**Exercise brief:**
Only lines with the string "color" matter here; gather them from the material below.

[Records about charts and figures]
--------------------------------------------------
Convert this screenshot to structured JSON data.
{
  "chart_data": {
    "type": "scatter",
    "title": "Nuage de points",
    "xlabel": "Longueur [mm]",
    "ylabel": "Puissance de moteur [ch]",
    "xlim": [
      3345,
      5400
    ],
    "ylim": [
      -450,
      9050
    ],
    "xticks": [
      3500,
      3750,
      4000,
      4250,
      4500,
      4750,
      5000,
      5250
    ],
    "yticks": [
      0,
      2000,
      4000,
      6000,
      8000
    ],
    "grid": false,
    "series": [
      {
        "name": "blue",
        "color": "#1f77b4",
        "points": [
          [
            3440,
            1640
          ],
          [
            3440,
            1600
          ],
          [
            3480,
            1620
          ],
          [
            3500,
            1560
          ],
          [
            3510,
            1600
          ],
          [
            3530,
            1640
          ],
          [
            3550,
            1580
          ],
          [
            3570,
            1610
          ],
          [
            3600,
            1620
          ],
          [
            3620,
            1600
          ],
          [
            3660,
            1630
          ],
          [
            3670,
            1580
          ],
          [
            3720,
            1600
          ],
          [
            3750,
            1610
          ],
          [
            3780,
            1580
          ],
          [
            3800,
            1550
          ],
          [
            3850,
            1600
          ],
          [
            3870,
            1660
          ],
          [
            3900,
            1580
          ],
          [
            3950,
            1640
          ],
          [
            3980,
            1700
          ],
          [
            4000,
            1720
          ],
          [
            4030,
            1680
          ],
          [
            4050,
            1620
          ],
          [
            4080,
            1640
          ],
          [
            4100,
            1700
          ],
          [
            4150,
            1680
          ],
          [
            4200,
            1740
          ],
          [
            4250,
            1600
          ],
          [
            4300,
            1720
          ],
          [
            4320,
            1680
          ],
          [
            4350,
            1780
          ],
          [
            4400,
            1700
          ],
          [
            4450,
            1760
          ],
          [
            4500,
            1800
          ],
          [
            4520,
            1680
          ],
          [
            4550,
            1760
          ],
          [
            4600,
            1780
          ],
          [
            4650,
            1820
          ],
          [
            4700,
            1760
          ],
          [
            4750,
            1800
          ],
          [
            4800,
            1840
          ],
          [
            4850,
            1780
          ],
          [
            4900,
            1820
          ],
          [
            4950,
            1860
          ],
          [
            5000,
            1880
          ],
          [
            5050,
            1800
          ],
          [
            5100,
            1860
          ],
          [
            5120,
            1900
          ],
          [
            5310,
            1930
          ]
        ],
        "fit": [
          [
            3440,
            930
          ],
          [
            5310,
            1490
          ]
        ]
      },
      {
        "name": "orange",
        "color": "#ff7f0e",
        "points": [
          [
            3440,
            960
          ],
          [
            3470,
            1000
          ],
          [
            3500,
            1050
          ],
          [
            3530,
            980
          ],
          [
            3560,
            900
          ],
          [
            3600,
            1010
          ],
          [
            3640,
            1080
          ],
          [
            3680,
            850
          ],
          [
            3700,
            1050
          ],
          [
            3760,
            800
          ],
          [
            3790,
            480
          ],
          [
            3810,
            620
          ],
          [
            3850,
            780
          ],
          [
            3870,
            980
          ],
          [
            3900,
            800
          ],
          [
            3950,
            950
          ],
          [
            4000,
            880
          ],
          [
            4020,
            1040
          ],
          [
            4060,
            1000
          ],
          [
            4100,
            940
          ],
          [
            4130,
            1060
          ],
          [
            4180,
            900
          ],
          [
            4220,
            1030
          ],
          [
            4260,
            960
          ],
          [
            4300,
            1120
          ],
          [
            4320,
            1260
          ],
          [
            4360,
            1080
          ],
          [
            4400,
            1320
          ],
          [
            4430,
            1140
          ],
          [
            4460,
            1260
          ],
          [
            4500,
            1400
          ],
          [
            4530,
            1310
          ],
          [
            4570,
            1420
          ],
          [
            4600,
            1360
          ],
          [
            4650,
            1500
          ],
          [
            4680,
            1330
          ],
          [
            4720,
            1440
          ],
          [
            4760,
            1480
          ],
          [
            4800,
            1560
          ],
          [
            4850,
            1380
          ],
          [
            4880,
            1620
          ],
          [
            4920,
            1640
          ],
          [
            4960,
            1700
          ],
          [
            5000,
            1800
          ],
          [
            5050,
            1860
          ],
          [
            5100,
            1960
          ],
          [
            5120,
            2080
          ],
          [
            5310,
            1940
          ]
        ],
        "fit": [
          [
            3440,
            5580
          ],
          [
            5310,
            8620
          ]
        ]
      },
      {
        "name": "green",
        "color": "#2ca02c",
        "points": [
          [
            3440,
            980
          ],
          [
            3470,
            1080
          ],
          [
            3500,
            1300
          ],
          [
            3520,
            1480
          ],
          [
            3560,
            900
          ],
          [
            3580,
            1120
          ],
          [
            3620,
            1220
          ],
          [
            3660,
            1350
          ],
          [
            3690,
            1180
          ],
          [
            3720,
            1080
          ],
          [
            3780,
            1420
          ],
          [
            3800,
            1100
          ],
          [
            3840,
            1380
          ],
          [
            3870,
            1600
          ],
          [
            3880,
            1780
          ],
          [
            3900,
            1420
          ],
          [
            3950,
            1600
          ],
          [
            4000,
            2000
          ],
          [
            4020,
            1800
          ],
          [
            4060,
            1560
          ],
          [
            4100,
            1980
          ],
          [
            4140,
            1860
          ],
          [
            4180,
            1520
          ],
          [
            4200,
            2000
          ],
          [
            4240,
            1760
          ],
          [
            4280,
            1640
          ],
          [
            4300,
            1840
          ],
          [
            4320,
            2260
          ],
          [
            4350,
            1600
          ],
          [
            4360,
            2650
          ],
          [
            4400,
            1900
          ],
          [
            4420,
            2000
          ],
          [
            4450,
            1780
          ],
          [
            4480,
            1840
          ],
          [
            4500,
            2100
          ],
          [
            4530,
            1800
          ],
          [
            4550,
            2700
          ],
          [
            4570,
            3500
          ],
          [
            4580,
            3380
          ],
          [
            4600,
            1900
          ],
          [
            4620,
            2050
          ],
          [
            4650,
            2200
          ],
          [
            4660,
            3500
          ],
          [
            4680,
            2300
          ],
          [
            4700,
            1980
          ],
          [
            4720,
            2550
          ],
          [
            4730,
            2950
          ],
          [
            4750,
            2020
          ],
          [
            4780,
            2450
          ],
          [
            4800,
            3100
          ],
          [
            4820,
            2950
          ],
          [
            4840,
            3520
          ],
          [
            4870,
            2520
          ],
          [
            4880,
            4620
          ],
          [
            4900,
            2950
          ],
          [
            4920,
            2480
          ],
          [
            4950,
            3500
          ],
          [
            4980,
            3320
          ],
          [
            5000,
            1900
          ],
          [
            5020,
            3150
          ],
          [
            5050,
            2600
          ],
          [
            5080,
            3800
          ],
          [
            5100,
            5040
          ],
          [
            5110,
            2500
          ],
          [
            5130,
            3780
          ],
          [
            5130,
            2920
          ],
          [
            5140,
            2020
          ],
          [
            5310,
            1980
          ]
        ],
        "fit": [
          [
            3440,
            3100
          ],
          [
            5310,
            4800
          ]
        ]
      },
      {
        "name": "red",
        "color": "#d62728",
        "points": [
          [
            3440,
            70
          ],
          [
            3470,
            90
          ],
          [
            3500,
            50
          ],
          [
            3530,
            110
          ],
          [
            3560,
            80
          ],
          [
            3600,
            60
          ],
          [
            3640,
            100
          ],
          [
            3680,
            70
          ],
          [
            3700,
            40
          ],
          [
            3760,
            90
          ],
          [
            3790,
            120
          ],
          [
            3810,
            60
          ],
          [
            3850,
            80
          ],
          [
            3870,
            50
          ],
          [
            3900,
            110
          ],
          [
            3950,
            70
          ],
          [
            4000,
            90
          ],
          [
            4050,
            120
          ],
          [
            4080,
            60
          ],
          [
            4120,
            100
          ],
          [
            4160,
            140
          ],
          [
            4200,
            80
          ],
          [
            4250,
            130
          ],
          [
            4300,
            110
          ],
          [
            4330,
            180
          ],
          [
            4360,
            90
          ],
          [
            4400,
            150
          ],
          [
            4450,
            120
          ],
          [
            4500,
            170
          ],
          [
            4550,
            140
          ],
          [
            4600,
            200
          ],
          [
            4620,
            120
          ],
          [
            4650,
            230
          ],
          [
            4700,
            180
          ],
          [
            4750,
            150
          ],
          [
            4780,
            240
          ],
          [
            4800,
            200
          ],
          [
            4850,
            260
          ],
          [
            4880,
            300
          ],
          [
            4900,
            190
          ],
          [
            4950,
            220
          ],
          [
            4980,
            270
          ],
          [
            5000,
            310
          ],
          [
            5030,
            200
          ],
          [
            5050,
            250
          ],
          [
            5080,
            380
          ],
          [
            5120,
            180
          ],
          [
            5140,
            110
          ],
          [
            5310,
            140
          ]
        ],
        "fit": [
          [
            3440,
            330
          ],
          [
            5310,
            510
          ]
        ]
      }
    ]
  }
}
--------------------------------------------------
**Output of the task:**
        "color": "#1f77b4",
        "color": "#ff7f0e",
        "color": "#2ca02c",
        "color": "#d62728",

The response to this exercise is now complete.